What you are asked to do: Transcribe every line exactly and omit anything that is a picture.

Task data:
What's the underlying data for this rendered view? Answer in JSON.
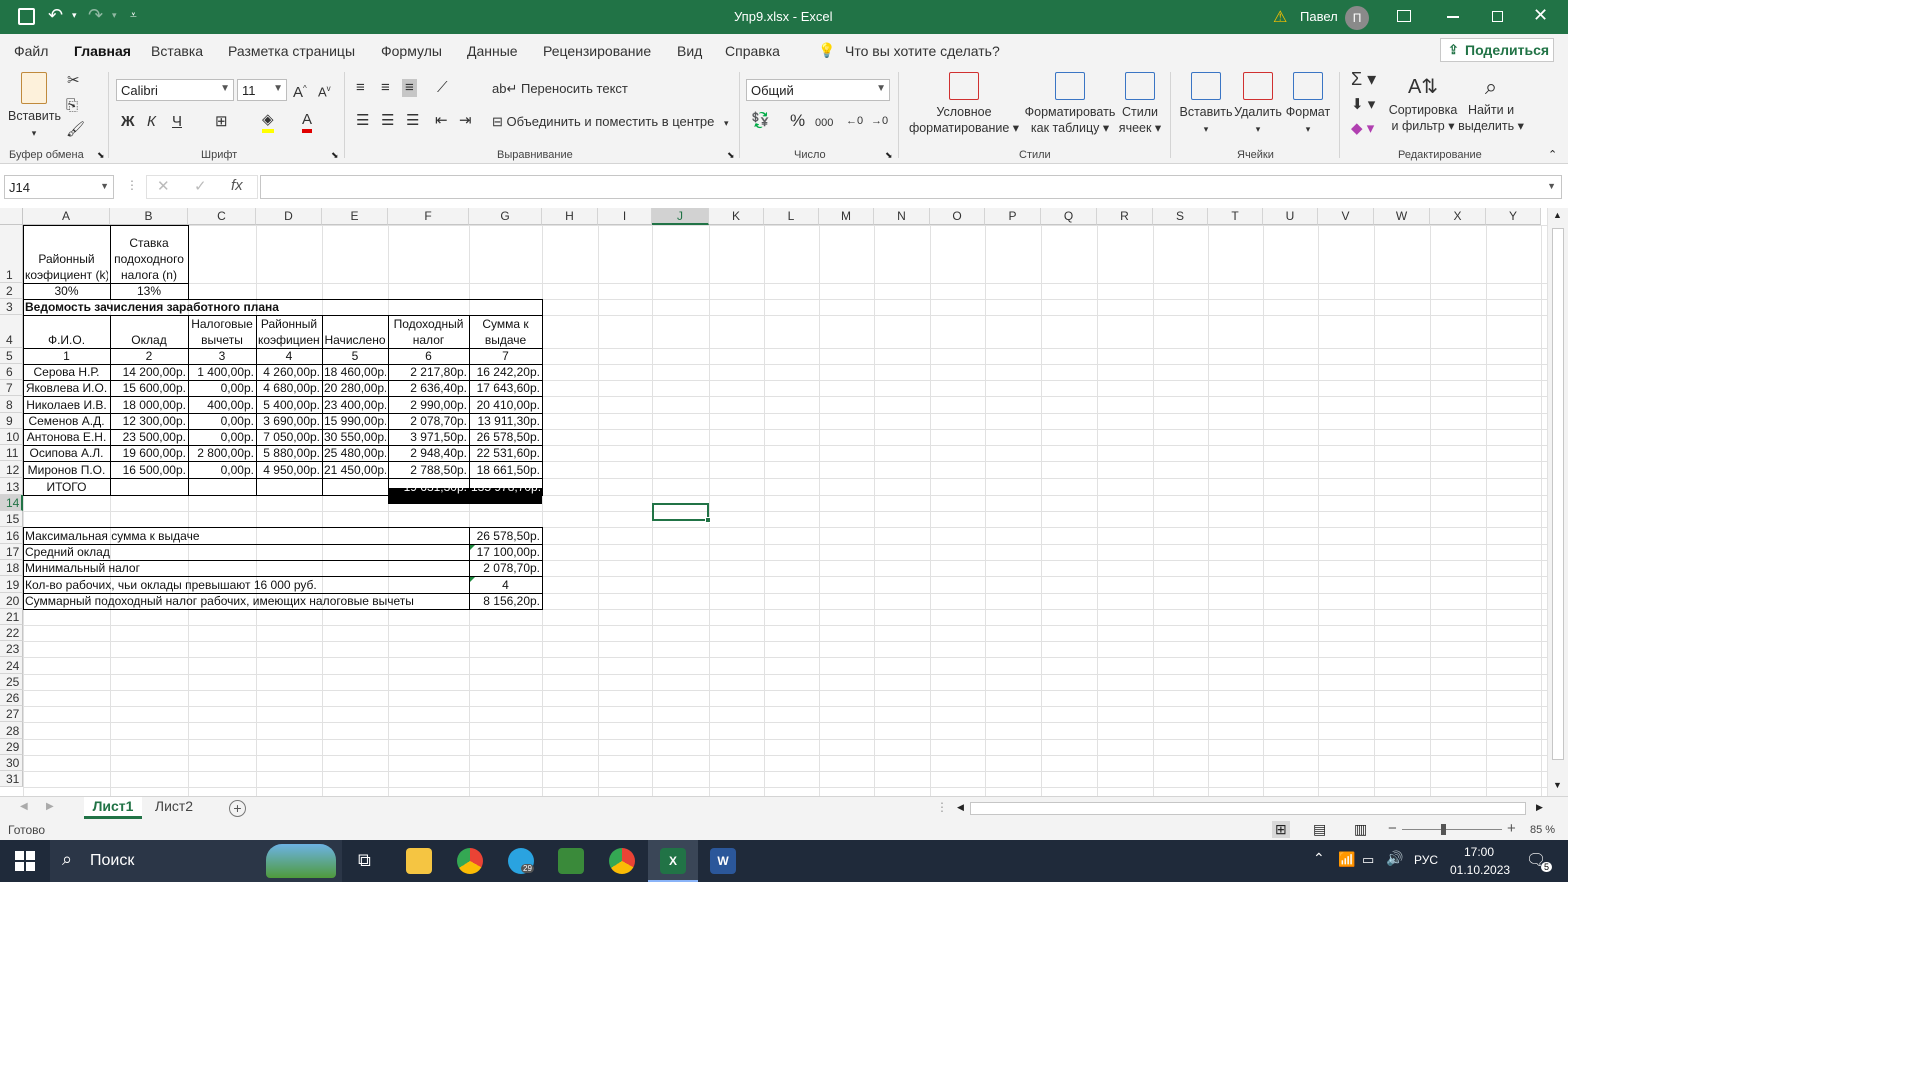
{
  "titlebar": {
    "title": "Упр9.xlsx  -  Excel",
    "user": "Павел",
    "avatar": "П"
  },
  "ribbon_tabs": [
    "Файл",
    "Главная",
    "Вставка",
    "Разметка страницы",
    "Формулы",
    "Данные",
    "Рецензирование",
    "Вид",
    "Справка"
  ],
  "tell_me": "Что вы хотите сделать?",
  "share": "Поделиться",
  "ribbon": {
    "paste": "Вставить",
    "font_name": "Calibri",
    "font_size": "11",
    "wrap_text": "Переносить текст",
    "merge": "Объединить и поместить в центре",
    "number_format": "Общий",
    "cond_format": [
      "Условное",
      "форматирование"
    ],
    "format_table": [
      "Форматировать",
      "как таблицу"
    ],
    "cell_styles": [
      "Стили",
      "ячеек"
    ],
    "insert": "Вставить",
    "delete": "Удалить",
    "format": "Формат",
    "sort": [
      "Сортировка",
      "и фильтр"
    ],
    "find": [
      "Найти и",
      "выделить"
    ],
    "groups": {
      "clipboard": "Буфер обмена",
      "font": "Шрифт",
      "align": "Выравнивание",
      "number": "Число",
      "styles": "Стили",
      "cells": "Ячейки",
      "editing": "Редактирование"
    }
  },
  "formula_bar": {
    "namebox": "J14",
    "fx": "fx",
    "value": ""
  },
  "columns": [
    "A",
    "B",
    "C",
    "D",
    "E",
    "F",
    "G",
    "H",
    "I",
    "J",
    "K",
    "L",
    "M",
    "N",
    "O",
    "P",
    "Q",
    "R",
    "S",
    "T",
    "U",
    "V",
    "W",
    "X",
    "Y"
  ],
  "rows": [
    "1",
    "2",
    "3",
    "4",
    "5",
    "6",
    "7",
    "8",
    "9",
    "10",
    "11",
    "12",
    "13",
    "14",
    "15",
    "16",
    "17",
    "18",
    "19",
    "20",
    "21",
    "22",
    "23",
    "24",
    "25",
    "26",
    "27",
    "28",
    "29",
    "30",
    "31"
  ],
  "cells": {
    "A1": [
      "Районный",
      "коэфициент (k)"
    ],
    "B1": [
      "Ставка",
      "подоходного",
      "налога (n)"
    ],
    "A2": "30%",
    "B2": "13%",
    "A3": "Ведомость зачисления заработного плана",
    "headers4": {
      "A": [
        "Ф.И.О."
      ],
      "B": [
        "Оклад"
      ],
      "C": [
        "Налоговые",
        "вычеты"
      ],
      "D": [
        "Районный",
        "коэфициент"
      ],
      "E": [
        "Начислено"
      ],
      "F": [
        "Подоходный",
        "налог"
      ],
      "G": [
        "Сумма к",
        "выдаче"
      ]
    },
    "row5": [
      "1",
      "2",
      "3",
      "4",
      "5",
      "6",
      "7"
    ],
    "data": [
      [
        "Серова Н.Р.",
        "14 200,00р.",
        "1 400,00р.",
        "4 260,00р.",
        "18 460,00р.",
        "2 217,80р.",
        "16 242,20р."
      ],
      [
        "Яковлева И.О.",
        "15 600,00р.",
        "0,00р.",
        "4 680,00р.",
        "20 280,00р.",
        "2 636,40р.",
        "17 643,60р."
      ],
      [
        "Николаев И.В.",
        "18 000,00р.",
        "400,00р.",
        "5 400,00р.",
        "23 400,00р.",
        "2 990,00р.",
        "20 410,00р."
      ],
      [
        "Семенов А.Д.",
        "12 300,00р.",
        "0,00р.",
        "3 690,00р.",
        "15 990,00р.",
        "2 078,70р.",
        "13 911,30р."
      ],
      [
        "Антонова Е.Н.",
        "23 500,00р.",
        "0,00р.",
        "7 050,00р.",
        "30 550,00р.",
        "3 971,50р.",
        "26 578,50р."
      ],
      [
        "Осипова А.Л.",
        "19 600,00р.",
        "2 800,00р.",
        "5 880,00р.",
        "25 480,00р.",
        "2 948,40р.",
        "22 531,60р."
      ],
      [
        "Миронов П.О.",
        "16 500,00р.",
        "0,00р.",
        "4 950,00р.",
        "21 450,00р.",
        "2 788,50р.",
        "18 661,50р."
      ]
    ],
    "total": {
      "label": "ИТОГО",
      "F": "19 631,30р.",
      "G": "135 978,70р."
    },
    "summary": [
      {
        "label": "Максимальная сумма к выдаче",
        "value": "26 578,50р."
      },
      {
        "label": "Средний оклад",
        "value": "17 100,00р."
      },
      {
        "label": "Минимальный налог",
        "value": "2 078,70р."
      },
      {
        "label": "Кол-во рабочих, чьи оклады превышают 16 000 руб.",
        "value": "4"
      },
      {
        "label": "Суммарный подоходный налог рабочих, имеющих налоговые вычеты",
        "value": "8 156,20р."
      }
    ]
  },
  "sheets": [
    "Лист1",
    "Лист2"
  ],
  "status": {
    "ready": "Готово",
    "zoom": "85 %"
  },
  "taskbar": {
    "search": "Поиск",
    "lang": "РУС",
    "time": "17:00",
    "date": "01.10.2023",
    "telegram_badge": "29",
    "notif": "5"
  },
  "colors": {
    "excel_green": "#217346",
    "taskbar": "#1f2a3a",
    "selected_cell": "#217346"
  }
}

Response to the task:
What's the underlying data for this rendered view? Answer in JSON.
{
  "titlebar": {
    "title": "Упр9.xlsx  -  Excel",
    "user": "Павел",
    "avatar": "П"
  },
  "ribbon_tabs": [
    "Файл",
    "Главная",
    "Вставка",
    "Разметка страницы",
    "Формулы",
    "Данные",
    "Рецензирование",
    "Вид",
    "Справка"
  ],
  "tell_me": "Что вы хотите сделать?",
  "share": "Поделиться",
  "ribbon": {
    "paste": "Вставить",
    "font_name": "Calibri",
    "font_size": "11",
    "wrap_text": "Переносить текст",
    "merge": "Объединить и поместить в центре",
    "number_format": "Общий",
    "cond_format": [
      "Условное",
      "форматирование"
    ],
    "format_table": [
      "Форматировать",
      "как таблицу"
    ],
    "cell_styles": [
      "Стили",
      "ячеек"
    ],
    "insert": "Вставить",
    "delete": "Удалить",
    "format": "Формат",
    "sort": [
      "Сортировка",
      "и фильтр"
    ],
    "find": [
      "Найти и",
      "выделить"
    ],
    "groups": {
      "clipboard": "Буфер обмена",
      "font": "Шрифт",
      "align": "Выравнивание",
      "number": "Число",
      "styles": "Стили",
      "cells": "Ячейки",
      "editing": "Редактирование"
    }
  },
  "formula_bar": {
    "namebox": "J14",
    "fx": "fx",
    "value": ""
  },
  "columns": [
    "A",
    "B",
    "C",
    "D",
    "E",
    "F",
    "G",
    "H",
    "I",
    "J",
    "K",
    "L",
    "M",
    "N",
    "O",
    "P",
    "Q",
    "R",
    "S",
    "T",
    "U",
    "V",
    "W",
    "X",
    "Y"
  ],
  "rows": [
    "1",
    "2",
    "3",
    "4",
    "5",
    "6",
    "7",
    "8",
    "9",
    "10",
    "11",
    "12",
    "13",
    "14",
    "15",
    "16",
    "17",
    "18",
    "19",
    "20",
    "21",
    "22",
    "23",
    "24",
    "25",
    "26",
    "27",
    "28",
    "29",
    "30",
    "31"
  ],
  "cells": {
    "A1": [
      "Районный",
      "коэфициент (k)"
    ],
    "B1": [
      "Ставка",
      "подоходного",
      "налога (n)"
    ],
    "A2": "30%",
    "B2": "13%",
    "A3": "Ведомость зачисления заработного плана",
    "headers4": {
      "A": [
        "Ф.И.О."
      ],
      "B": [
        "Оклад"
      ],
      "C": [
        "Налоговые",
        "вычеты"
      ],
      "D": [
        "Районный",
        "коэфициент"
      ],
      "E": [
        "Начислено"
      ],
      "F": [
        "Подоходный",
        "налог"
      ],
      "G": [
        "Сумма к",
        "выдаче"
      ]
    },
    "row5": [
      "1",
      "2",
      "3",
      "4",
      "5",
      "6",
      "7"
    ],
    "data": [
      [
        "Серова Н.Р.",
        "14 200,00р.",
        "1 400,00р.",
        "4 260,00р.",
        "18 460,00р.",
        "2 217,80р.",
        "16 242,20р."
      ],
      [
        "Яковлева И.О.",
        "15 600,00р.",
        "0,00р.",
        "4 680,00р.",
        "20 280,00р.",
        "2 636,40р.",
        "17 643,60р."
      ],
      [
        "Николаев И.В.",
        "18 000,00р.",
        "400,00р.",
        "5 400,00р.",
        "23 400,00р.",
        "2 990,00р.",
        "20 410,00р."
      ],
      [
        "Семенов А.Д.",
        "12 300,00р.",
        "0,00р.",
        "3 690,00р.",
        "15 990,00р.",
        "2 078,70р.",
        "13 911,30р."
      ],
      [
        "Антонова Е.Н.",
        "23 500,00р.",
        "0,00р.",
        "7 050,00р.",
        "30 550,00р.",
        "3 971,50р.",
        "26 578,50р."
      ],
      [
        "Осипова А.Л.",
        "19 600,00р.",
        "2 800,00р.",
        "5 880,00р.",
        "25 480,00р.",
        "2 948,40р.",
        "22 531,60р."
      ],
      [
        "Миронов П.О.",
        "16 500,00р.",
        "0,00р.",
        "4 950,00р.",
        "21 450,00р.",
        "2 788,50р.",
        "18 661,50р."
      ]
    ],
    "total": {
      "label": "ИТОГО",
      "F": "19 631,30р.",
      "G": "135 978,70р."
    },
    "summary": [
      {
        "label": "Максимальная сумма к выдаче",
        "value": "26 578,50р."
      },
      {
        "label": "Средний оклад",
        "value": "17 100,00р."
      },
      {
        "label": "Минимальный налог",
        "value": "2 078,70р."
      },
      {
        "label": "Кол-во рабочих, чьи оклады превышают 16 000 руб.",
        "value": "4"
      },
      {
        "label": "Суммарный подоходный налог рабочих, имеющих налоговые вычеты",
        "value": "8 156,20р."
      }
    ]
  },
  "sheets": [
    "Лист1",
    "Лист2"
  ],
  "status": {
    "ready": "Готово",
    "zoom": "85 %"
  },
  "taskbar": {
    "search": "Поиск",
    "lang": "РУС",
    "time": "17:00",
    "date": "01.10.2023",
    "telegram_badge": "29",
    "notif": "5"
  },
  "colors": {
    "excel_green": "#217346",
    "taskbar": "#1f2a3a",
    "selected_cell": "#217346"
  }
}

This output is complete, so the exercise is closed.